CONSIGNES –
(a) Remplacez "Les jeunes" par "Mes compagnons" en recopiant le récit de randonnée de "Juste avant Il" à "les laisse s'éloigner...".
(b) D'après le récit de randonnée, les affirmations suivantes sont-elles exactes ? Répondez par oui ou par non, en citant à chaque fois les mots décisifs du récit.
(i) Le panneau "Big bench" se trouve après la ferme de Maremmana Secondo.
(ii) Les deux chevreuils s'éloignent de la personne qui raconte.
(iii) La végétation est plus présente à l'est du chemin qu'à l'ouest.
(c) Écrivez la suite du récit de randonnée, s'il vous plaît, à partir de sa dernière phrase.
━━━━━ EXTRAIT
Juste avant Il Castellare, une ferme en ruines perdue au milieu de nulle part, un panneau indique un panorama. Les jeunes se sont pour une fois arrêtés pour y prendre des photos. L'endroit n'a pourtant rien d'exceptionnel mais puisque c'est indiqué "Panorama", ma foi...
Je les laisse s'éloigner...
Et alors que je profite du paysage, je vois deux chevreuils grimper le flanc de la vallée ! Je reste immobile au milieu du chemin... Et voilà qu'ils se dirigent vers moi ! Prenez ça comme vous le voulez, mais moi je vois ça comme un cadeau de la nature.
Les jeunes ont pris suffisamment d'avance, je reprends ma progression.
Après Il Castellare, le paysage prend un aspect très particulier ! S'il n'y avait les chaumes, ces tiges végétales qui subsistent après la moisson des céréales, nous nous croirions en plein désert ! Plus du côté est du chemin qu'à l'ouest où la végétation est plus présente, il est vrai.
Quel spectacle étonnant !
Après la Strada Provinciale 46 di Rimorti o di Val d'Orio, nous montons dans les vignes. Le paysage va-t-il perdre son aspect désertique ? Que nenni !
Au détour du chemin, après la ferme de Maremmana Secondo, un panneau "Big bench" attire forcément notre attention. Un grand banc ? Voilà qui est étrange ?
Un étroit sentier nous conduit au sommet de la colline à travers la végétation desséchée, pour nous emmener devant un gigantesque banc... monopolisé par les jeunes Bolonais ! On se croirait dans le film "Chérie, j'ai rétréci les gosses." !
━━━━━━━━━━
━━━━━ DONNÉES
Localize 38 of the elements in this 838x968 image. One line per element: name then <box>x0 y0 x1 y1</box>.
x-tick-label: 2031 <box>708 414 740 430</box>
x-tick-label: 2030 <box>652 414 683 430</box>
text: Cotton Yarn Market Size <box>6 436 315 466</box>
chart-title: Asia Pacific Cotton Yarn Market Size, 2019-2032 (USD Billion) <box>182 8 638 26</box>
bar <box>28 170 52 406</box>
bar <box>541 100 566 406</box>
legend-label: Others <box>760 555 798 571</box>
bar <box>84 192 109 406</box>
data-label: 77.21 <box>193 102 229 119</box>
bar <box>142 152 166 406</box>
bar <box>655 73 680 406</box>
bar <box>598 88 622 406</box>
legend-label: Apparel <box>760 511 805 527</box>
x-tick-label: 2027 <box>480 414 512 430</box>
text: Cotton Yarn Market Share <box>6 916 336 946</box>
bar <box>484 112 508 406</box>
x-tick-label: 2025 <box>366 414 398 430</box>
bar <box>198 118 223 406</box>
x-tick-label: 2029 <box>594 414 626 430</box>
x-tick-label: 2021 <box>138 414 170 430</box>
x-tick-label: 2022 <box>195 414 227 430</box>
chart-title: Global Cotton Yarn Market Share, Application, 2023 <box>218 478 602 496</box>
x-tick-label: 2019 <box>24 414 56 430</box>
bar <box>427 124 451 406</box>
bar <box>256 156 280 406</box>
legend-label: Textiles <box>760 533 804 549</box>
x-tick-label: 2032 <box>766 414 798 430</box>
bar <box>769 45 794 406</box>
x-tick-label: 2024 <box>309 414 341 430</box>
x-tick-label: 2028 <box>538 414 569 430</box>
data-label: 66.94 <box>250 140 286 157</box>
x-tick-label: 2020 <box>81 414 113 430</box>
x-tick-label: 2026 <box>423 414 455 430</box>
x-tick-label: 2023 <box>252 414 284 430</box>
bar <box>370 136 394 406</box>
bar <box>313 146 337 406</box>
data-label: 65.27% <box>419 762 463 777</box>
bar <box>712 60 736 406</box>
━━━━━━━━━━
CORRIGÉS –
(a)
Juste avant Il Castellare, une ferme en ruines perdue au milieu de nulle part, un panneau indique un panorama. Mes compagnons se sont pour une fois arrêtés pour y prendre des photos. L'endroit n'a pourtant rien d'exceptionnel mais puisque c'est indiqué "Panorama", ma foi...
Je les laisse s'éloigner...

(b)
(i) Oui : « après la ferme de Maremmana Secondo, un panneau "Big bench" attire forcément notre attention ».
(ii) Non : « Et voilà qu'ils se dirigent vers moi ! »
(iii) Non : « Plus du côté est du chemin qu'à l'ouest où la végétation est plus présente ».

(c)
Sans leur faire le moindre reproche, je leur montre les photos des chevreuils qui sont apparus après leur départ. Ça aura suffit pour leur faire comprendre que leur sono n'était pas appropriée. De braves jeunes !
De là-haut on profite d'un superbe panorama.
Du "Big bench", nous descendons jusqu'au Rio Pietroso, après avoir traversé la Strada Provinciale 26. Nous sommes maintenant à Gambassi Terme, l'arrivée approche.
Mais nous avons marché dans une telle fournaise que je suis obligé de frapper à la porte d'une habitation voisine de la rivière pour remplir à nouveau ma poche à eau ! Jamais je n'aurai consommé autant d'eau lors d'une randonnée et visiblement je ne suis pas le seul parce que, d'après l'occupant des lieux, c'est fréquemment qu'on vient le solliciter.
À partir d'ici, le paysage change. Les collines sont couvertes de vignes. Le Chianti fait partie des vins les plus connus produits dans la commune.
Au cas où, deux kilomètres après le Rio Pietroso, en cas d'absence du propriétaire, il existe un point d'eau potable juste avant le carrefour avec la Strada Provinciale 4 Volterrana.
Route provinciale que nous suivons vers le sud, pendant deux autres kilomètres, en direction du village de Gambassi Terme.
J'ai entretemps récupéré tous les jeunes. Nous nous arrêtons au panneau Gambassi Terme, à hauteur de la Pieve di Santa Maria a Chianni. C'est là que nous passerons la nuit prochaine. Pas dans mais derrière l'église, plus précisément à l'Ostello Sigerico.
Nous y retrouvons tous les marcheurs rencontrés ce jour, mais aussi trois Nantais et un Belge qui ne parcourent pas la Via Francigena, mais le Cammino d'Assisi. Je les avais aperçus ce matin à San Miniato lors de la visite de la Chiesa di San Domenico.
Parlant de visite, l'accès à l'église paroissiale est proposé à tous les hôtes de l'auberge. Je ne manque donc pas de découvrir cet édifice roman. Lors de son voyage retour vers Canterbury, en 994, Sigeric fait référence à l'église de Chianni, le hameau où nous nous trouvons, mais il n'est pas sûr que ce soit bien celle-ci.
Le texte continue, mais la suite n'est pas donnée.